All the data below goes into the copy word for word, but the pictures don't.
◆ ◆ ◆ ◆
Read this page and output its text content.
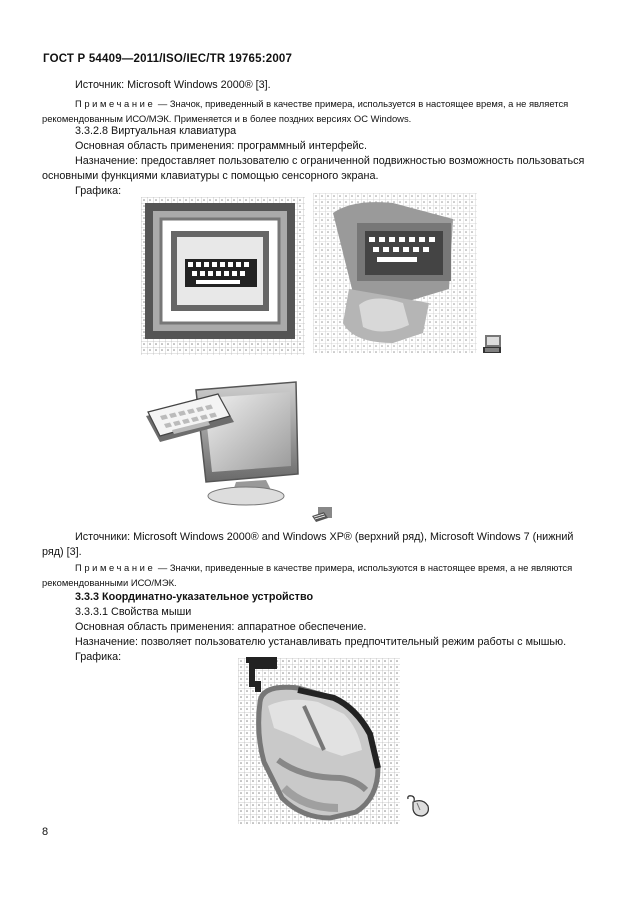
ГОСТ Р 54409—2011/ISO/IEC/TR 19765:2007
Источник: Microsoft Windows 2000® [3].
Примечание — Значок, приведенный в качестве примера, используется в настоящее время, а не является рекомендованным ИСО/МЭК. Применяется и в более поздних версиях ОС Windows.
3.3.2.8 Виртуальная клавиатура
Основная область применения: программный интерфейс.
Назначение: предоставляет пользователю с ограниченной подвижностью возможность пользоваться основными функциями клавиатуры с помощью сенсорного экрана.
Графика:
Источники: Microsoft Windows 2000® and Windows XP® (верхний ряд), Microsoft Windows 7 (нижний ряд) [3].
Примечание — Значки, приведенные в качестве примера, используются в настоящее время, а не являются рекомендованными ИСО/МЭК.
3.3.3 Координатно-указательное устройство
3.3.3.1 Свойства мыши
Основная область применения: аппаратное обеспечение.
Назначение: позволяет пользователю устанавливать предпочтительный режим работы с мышью.
Графика:
8
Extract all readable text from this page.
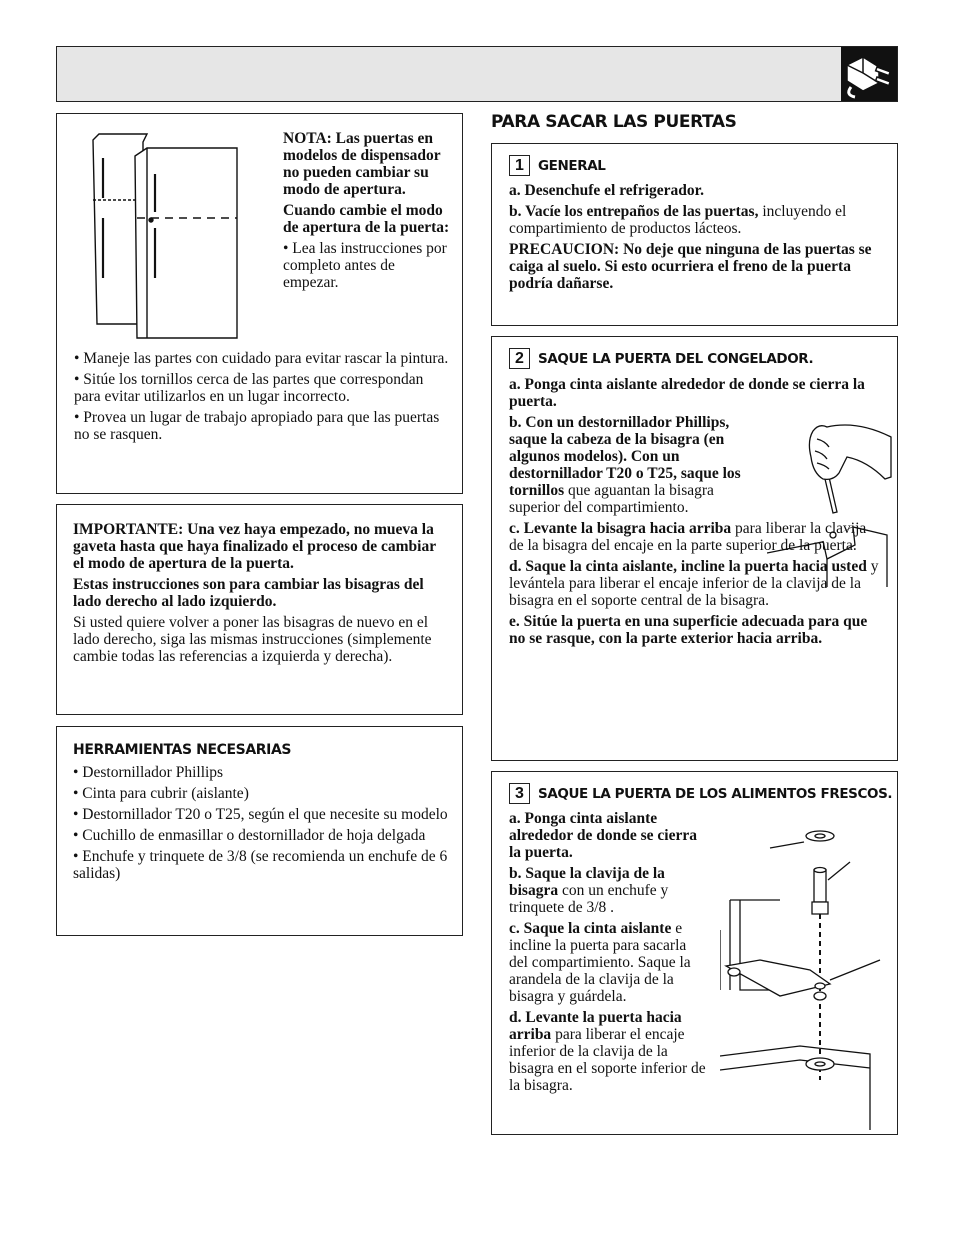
NOTA: Las puertas en modelos de dispensador no pueden cambiar su modo de apertura.

Cuando cambie el modo de apertura de la puerta:

• Lea las instrucciones por completo antes de empezar.

• Maneje las partes con cuidado para evitar rascar la pintura.

• Sitúe los tornillos cerca de las partes que correspondan para evitar utilizarlos en un lugar incorrecto.

• Provea un lugar de trabajo apropiado para que las puertas no se rasquen.

IMPORTANTE: Una vez haya empezado, no mueva la gaveta hasta que haya finalizado el proceso de cambiar el modo de apertura de la puerta.

Estas instrucciones son para cambiar las bisagras del lado derecho al lado izquierdo.

Si usted quiere volver a poner las bisagras de nuevo en el lado derecho, siga las mismas instrucciones (simplemente cambie todas las referencias a izquierda y derecha).

HERRAMIENTAS NECESARIAS

• Destornillador Phillips

• Cinta para cubrir (aislante)

• Destornillador T20 o T25, según el que necesite su modelo

• Cuchillo de enmasillar o destornillador de hoja delgada

• Enchufe y trinquete de 3/8 (se recomienda un enchufe de 6 salidas)

PARA SACAR LAS PUERTAS
1	GENERAL

a. Desenchufe el refrigerador.

b. Vacíe los entrepaños de las puertas, incluyendo el compartimiento de productos lácteos.

PRECAUCION: No deje que ninguna de las puertas se caiga al suelo. Si esto ocurriera el freno de la puerta podría dañarse.

2	SAQUE LA PUERTA DEL CONGELADOR.

a. Ponga cinta aislante alrededor de donde se cierra la puerta.

b. Con un destornillador Phillips, saque la cabeza de la bisagra (en algunos modelos). Con un destornillador T20 o T25, saque los tornillos que aguantan la bisagra superior del compartimiento.

c. Levante la bisagra hacia arriba para liberar la clavija de la bisagra del encaje en la parte superior de la puerta.

d. Saque la cinta aislante, incline la puerta hacia usted y levántela para liberar el encaje inferior de la clavija de la bisagra en el soporte central de la bisagra.

e. Sitúe la puerta en una superficie adecuada para que no se rasque, con la parte exterior hacia arriba.

3	SAQUE LA PUERTA DE LOS ALIMENTOS FRESCOS.

a. Ponga cinta aislante alrededor de donde se cierra la puerta.

b. Saque la clavija de la bisagra con un enchufe y trinquete de 3/8 .

c. Saque la cinta aislante e incline la puerta para sacarla del compartimiento. Saque la arandela de la clavija de la bisagra y guárdela.

d. Levante la puerta hacia arriba para liberar el encaje inferior de la clavija de la bisagra en el soporte inferior de la bisagra.
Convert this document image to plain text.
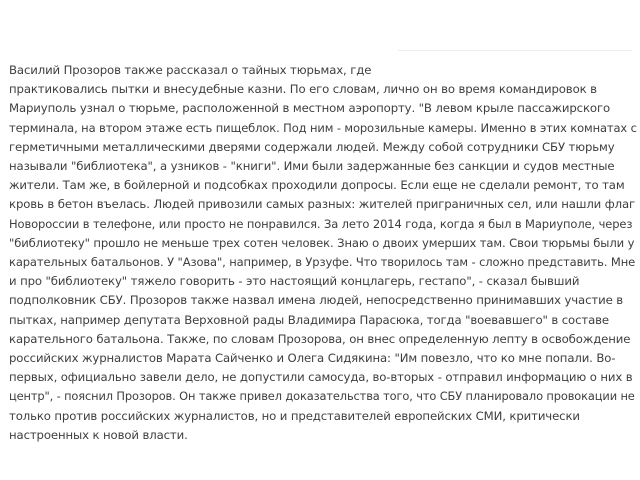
Василий Прозоров также рассказал о тайных тюрьмах, где
практиковались пытки и внесудебные казни. По его словам, лично он во время командировок в
Мариуполь узнал о тюрьме, расположенной в местном аэропорту. "В левом крыле пассажирского
терминала, на втором этаже есть пищеблок. Под ним - морозильные камеры. Именно в этих комнатах с
герметичными металлическими дверями содержали людей. Между собой сотрудники СБУ тюрьму
называли "библиотека", а узников - "книги". Ими были задержанные без санкции и судов местные
жители. Там же, в бойлерной и подсобках проходили допросы. Если еще не сделали ремонт, то там
кровь в бетон въелась. Людей привозили самых разных: жителей приграничных сел, или нашли флаг
Новороссии в телефоне, или просто не понравился. За лето 2014 года, когда я был в Мариуполе, через
"библиотеку" прошло не меньше трех сотен человек. Знаю о двоих умерших там. Свои тюрьмы были у
карательных батальонов. У "Азова", например, в Урзуфе. Что творилось там - сложно представить. Мне
и про "библиотеку" тяжело говорить - это настоящий концлагерь, гестапо", - сказал бывший
подполковник СБУ. Прозоров также назвал имена людей, непосредственно принимавших участие в
пытках, например депутата Верховной рады Владимира Парасюка, тогда "воевавшего" в составе
карательного батальона. Также, по словам Прозорова, он внес определенную лепту в освобождение
российских журналистов Марата Сайченко и Олега Сидякина: "Им повезло, что ко мне попали. Во-
первых, официально завели дело, не допустили самосуда, во-вторых - отправил информацию о них в
центр", - пояснил Прозоров. Он также привел доказательства того, что СБУ планировало провокации не
только против российских журналистов, но и представителей европейских СМИ, критически
настроенных к новой власти.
◆ ◆ ◆ ◆
Response:
Read this page and output its text content.
ГОСТ Р 54409—2011/ISO/IEC/TR 19765:2007
Источник: Microsoft Windows 2000® [3].
Примечание — Значок, приведенный в качестве примера, используется в настоящее время, а не является рекомендованным ИСО/МЭК. Применяется и в более поздних версиях ОС Windows.
3.3.2.8 Виртуальная клавиатура
Основная область применения: программный интерфейс.
Назначение: предоставляет пользователю с ограниченной подвижностью возможность пользоваться основными функциями клавиатуры с помощью сенсорного экрана.
Графика:
Источники: Microsoft Windows 2000® and Windows XP® (верхний ряд), Microsoft Windows 7 (нижний ряд) [3].
Примечание — Значки, приведенные в качестве примера, используются в настоящее время, а не являются рекомендованными ИСО/МЭК.
3.3.3 Координатно-указательное устройство
3.3.3.1 Свойства мыши
Основная область применения: аппаратное обеспечение.
Назначение: позволяет пользователю устанавливать предпочтительный режим работы с мышью.
Графика:
8
Extract all readable text from this page.
NOTA: Las puertas en modelos de dispensador no pueden cambiar su modo de apertura.

Cuando cambie el modo de apertura de la puerta:

• Lea las instrucciones por completo antes de empezar.

• Maneje las partes con cuidado para evitar rascar la pintura.

• Sitúe los tornillos cerca de las partes que correspondan para evitar utilizarlos en un lugar incorrecto.

• Provea un lugar de trabajo apropiado para que las puertas no se rasquen.

IMPORTANTE: Una vez haya empezado, no mueva la gaveta hasta que haya finalizado el proceso de cambiar el modo de apertura de la puerta.

Estas instrucciones son para cambiar las bisagras del lado derecho al lado izquierdo.

Si usted quiere volver a poner las bisagras de nuevo en el lado derecho, siga las mismas instrucciones (simplemente cambie todas las referencias a izquierda y derecha).

HERRAMIENTAS NECESARIAS

• Destornillador Phillips

• Cinta para cubrir (aislante)

• Destornillador T20 o T25, según el que necesite su modelo

• Cuchillo de enmasillar o destornillador de hoja delgada

• Enchufe y trinquete de 3/8 (se recomienda un enchufe de 6 salidas)

PARA SACAR LAS PUERTAS
1	GENERAL

a. Desenchufe el refrigerador.

b. Vacíe los entrepaños de las puertas, incluyendo el compartimiento de productos lácteos.

PRECAUCION: No deje que ninguna de las puertas se caiga al suelo. Si esto ocurriera el freno de la puerta podría dañarse.

2	SAQUE LA PUERTA DEL CONGELADOR.

a. Ponga cinta aislante alrededor de donde se cierra la puerta.

b. Con un destornillador Phillips, saque la cabeza de la bisagra (en algunos modelos). Con un destornillador T20 o T25, saque los tornillos que aguantan la bisagra superior del compartimiento.

c. Levante la bisagra hacia arriba para liberar la clavija de la bisagra del encaje en la parte superior de la puerta.

d. Saque la cinta aislante, incline la puerta hacia usted y levántela para liberar el encaje inferior de la clavija de la bisagra en el soporte central de la bisagra.

e. Sitúe la puerta en una superficie adecuada para que no se rasque, con la parte exterior hacia arriba.

3	SAQUE LA PUERTA DE LOS ALIMENTOS FRESCOS.

a. Ponga cinta aislante alrededor de donde se cierra la puerta.

b. Saque la clavija de la bisagra con un enchufe y trinquete de 3/8 .

c. Saque la cinta aislante e incline la puerta para sacarla del compartimiento. Saque la arandela de la clavija de la bisagra y guárdela.

d. Levante la puerta hacia arriba para liberar el encaje inferior de la clavija de la bisagra en el soporte inferior de la bisagra.
Convert this document image to plain text.
Василий Прозоров также рассказал о тайных тюрьмах, где
практиковались пытки и внесудебные казни. По его словам, лично он во время командировок в
Мариуполь узнал о тюрьме, расположенной в местном аэропорту. "В левом крыле пассажирского
терминала, на втором этаже есть пищеблок. Под ним - морозильные камеры. Именно в этих комнатах с
герметичными металлическими дверями содержали людей. Между собой сотрудники СБУ тюрьму
называли "библиотека", а узников - "книги". Ими были задержанные без санкции и судов местные
жители. Там же, в бойлерной и подсобках проходили допросы. Если еще не сделали ремонт, то там
кровь в бетон въелась. Людей привозили самых разных: жителей приграничных сел, или нашли флаг
Новороссии в телефоне, или просто не понравился. За лето 2014 года, когда я был в Мариуполе, через
"библиотеку" прошло не меньше трех сотен человек. Знаю о двоих умерших там. Свои тюрьмы были у
карательных батальонов. У "Азова", например, в Урзуфе. Что творилось там - сложно представить. Мне
и про "библиотеку" тяжело говорить - это настоящий концлагерь, гестапо", - сказал бывший
подполковник СБУ. Прозоров также назвал имена людей, непосредственно принимавших участие в
пытках, например депутата Верховной рады Владимира Парасюка, тогда "воевавшего" в составе
карательного батальона. Также, по словам Прозорова, он внес определенную лепту в освобождение
российских журналистов Марата Сайченко и Олега Сидякина: "Им повезло, что ко мне попали. Во-
первых, официально завели дело, не допустили самосуда, во-вторых - отправил информацию о них в
центр", - пояснил Прозоров. Он также привел доказательства того, что СБУ планировало провокации не
только против российских журналистов, но и представителей европейских СМИ, критически
настроенных к новой власти.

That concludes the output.